* _Goal_
Give the number of lines that include the word "true", and nothing else.
----------------------------------------
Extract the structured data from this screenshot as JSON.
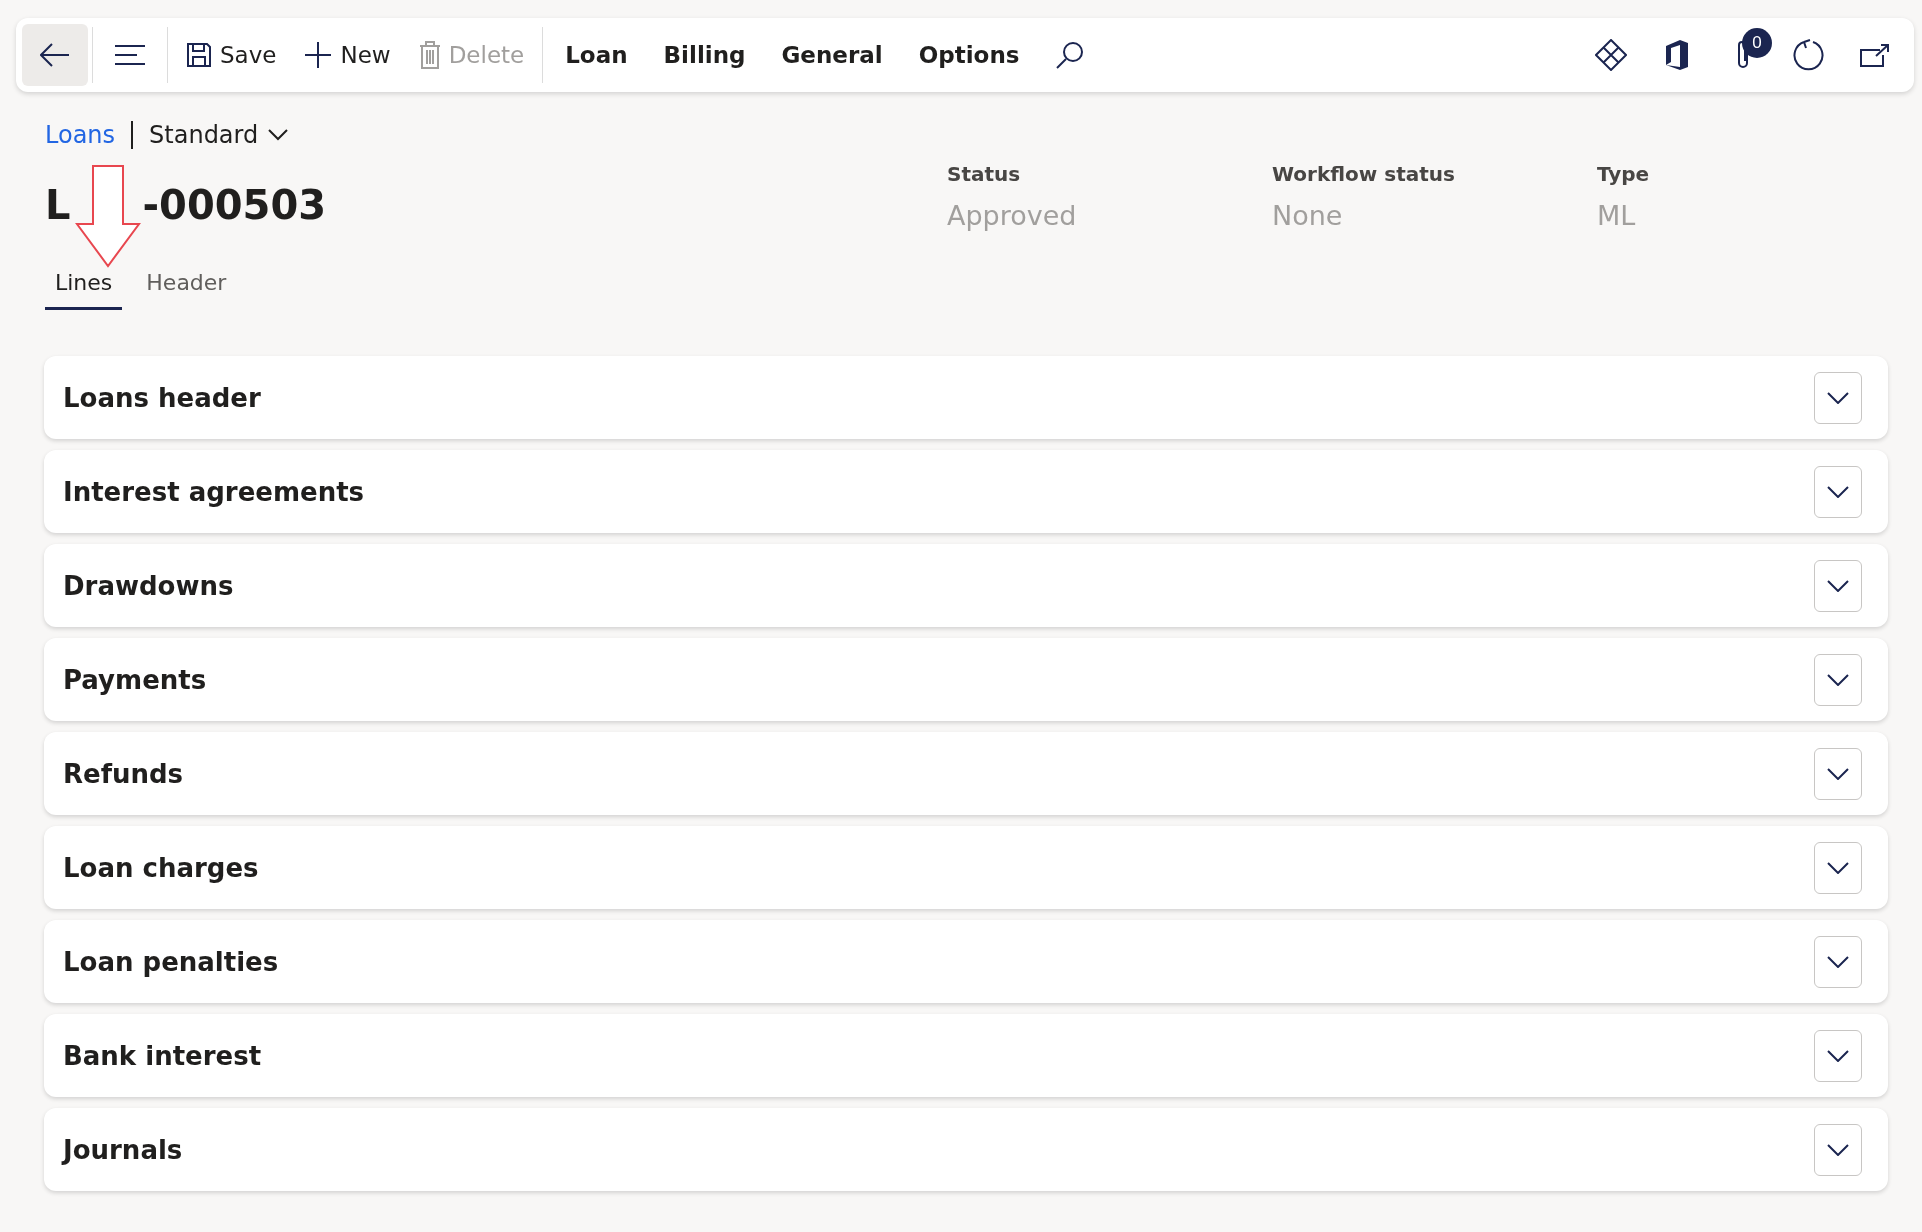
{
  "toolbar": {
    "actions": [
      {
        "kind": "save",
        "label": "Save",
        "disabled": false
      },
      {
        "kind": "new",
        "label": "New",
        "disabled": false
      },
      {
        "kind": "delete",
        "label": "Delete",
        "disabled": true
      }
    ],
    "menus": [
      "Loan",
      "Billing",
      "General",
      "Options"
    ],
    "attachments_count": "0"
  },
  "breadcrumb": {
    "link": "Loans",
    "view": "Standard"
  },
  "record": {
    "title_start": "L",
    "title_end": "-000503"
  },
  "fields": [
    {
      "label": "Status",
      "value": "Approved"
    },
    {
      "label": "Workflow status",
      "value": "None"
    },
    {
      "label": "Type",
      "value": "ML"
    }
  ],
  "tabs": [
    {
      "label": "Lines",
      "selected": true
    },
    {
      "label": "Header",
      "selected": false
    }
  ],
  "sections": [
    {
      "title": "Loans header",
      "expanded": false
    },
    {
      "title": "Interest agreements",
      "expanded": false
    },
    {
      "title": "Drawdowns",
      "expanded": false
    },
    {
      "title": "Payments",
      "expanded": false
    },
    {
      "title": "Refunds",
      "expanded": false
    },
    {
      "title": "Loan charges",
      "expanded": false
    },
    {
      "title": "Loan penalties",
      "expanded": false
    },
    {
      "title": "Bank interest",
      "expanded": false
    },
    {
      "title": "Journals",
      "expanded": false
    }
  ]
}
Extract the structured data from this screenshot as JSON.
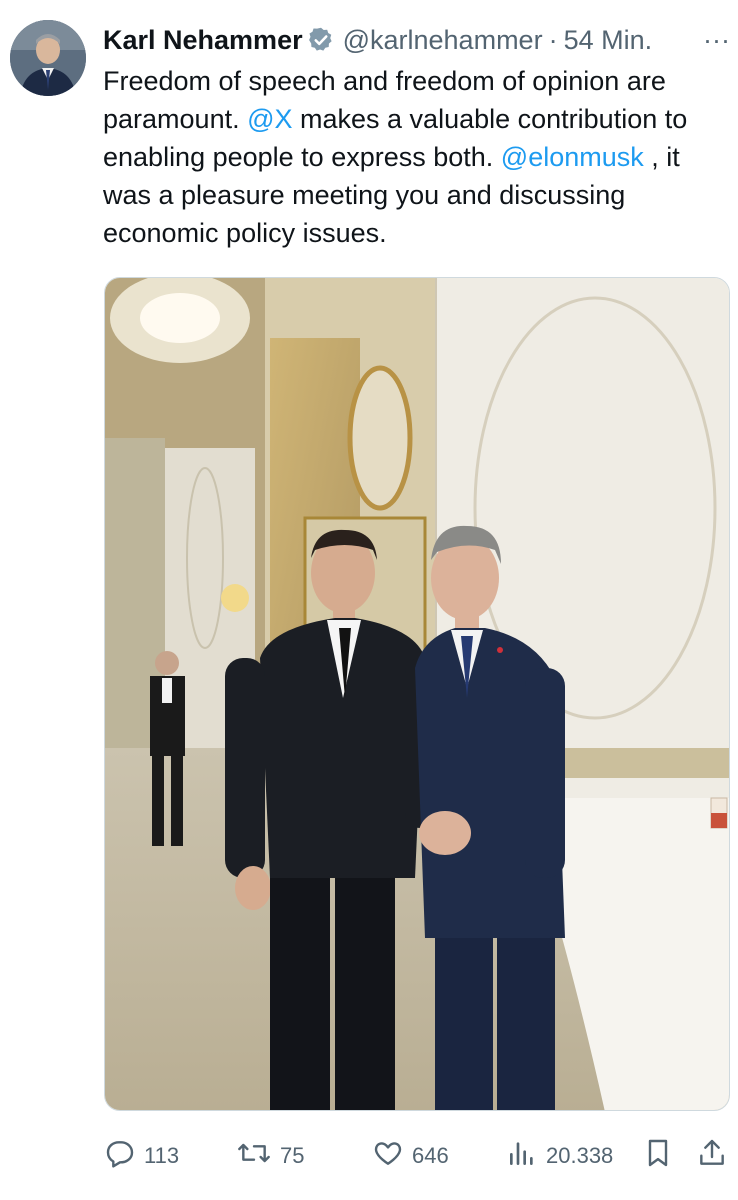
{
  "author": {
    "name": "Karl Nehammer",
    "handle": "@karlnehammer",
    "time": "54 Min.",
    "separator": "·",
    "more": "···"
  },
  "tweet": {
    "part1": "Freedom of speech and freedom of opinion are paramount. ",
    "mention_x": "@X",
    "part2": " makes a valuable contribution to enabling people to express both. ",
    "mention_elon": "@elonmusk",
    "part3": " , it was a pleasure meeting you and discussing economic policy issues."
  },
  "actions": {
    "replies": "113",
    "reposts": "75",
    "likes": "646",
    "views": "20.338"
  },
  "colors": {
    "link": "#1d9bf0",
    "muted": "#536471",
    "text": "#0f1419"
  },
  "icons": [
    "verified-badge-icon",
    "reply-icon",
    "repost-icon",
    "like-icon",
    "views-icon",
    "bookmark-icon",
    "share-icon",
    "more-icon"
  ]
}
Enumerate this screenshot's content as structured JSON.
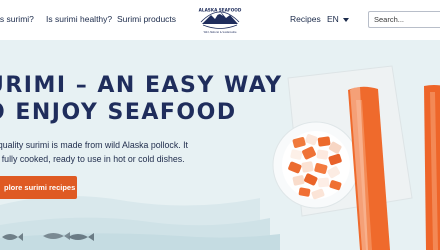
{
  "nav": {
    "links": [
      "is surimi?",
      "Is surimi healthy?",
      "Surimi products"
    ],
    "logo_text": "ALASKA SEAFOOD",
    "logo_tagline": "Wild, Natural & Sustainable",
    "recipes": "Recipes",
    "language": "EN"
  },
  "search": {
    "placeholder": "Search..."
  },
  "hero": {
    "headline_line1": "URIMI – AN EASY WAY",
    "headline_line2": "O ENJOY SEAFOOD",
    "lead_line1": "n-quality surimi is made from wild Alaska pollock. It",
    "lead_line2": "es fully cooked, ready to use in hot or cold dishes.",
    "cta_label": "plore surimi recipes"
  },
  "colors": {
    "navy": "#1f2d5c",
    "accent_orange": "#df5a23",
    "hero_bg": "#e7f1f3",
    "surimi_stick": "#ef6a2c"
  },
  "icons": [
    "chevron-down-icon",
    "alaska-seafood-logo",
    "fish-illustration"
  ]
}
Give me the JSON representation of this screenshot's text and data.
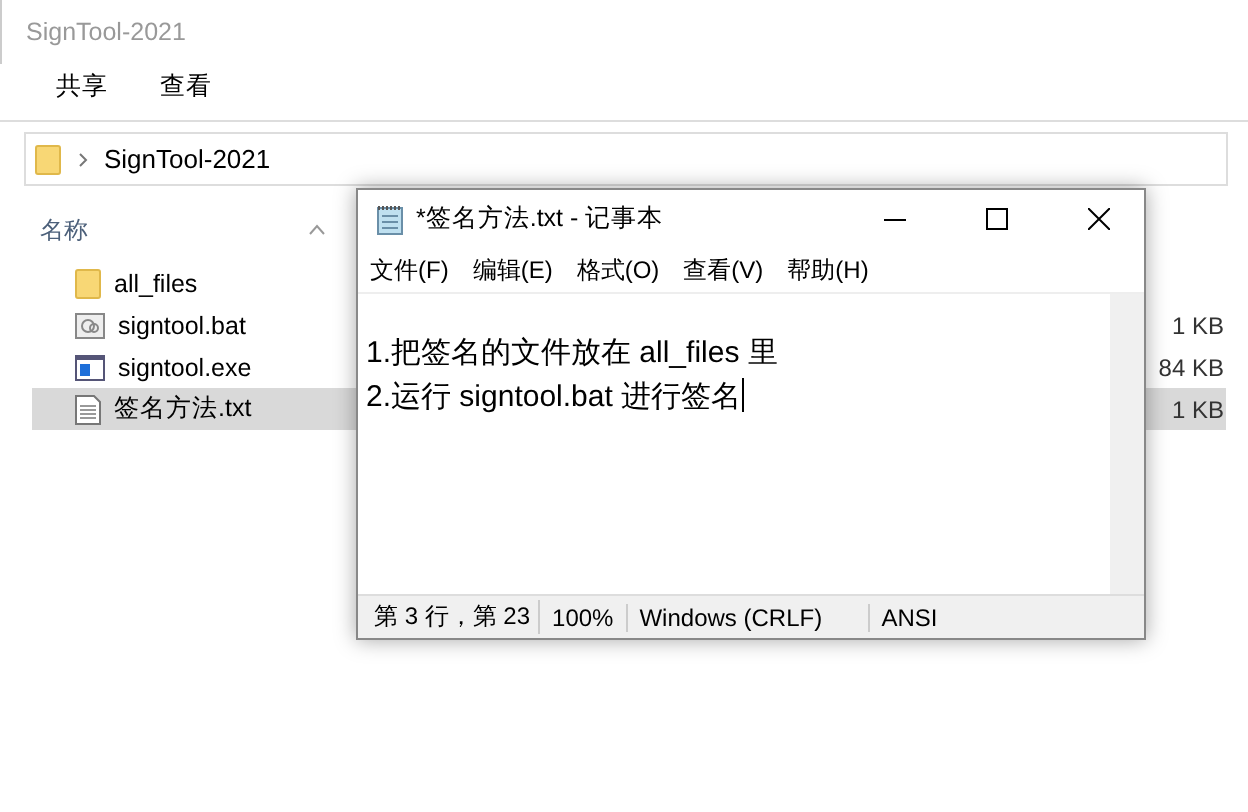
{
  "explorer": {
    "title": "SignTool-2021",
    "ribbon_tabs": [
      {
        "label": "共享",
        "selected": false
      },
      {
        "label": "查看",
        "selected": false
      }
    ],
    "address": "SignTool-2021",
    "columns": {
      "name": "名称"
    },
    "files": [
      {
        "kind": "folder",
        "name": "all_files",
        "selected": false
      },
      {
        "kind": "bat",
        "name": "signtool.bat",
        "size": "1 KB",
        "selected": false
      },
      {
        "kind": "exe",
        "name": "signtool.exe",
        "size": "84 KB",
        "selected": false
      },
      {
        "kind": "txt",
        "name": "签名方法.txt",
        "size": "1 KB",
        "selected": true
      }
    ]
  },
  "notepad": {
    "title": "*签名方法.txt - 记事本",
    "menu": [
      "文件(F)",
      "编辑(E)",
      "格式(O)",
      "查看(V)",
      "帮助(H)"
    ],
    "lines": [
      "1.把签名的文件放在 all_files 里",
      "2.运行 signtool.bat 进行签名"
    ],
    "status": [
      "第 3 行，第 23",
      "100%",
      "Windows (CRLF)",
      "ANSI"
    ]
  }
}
----------------------------------------
* _Solution to the exercise_
3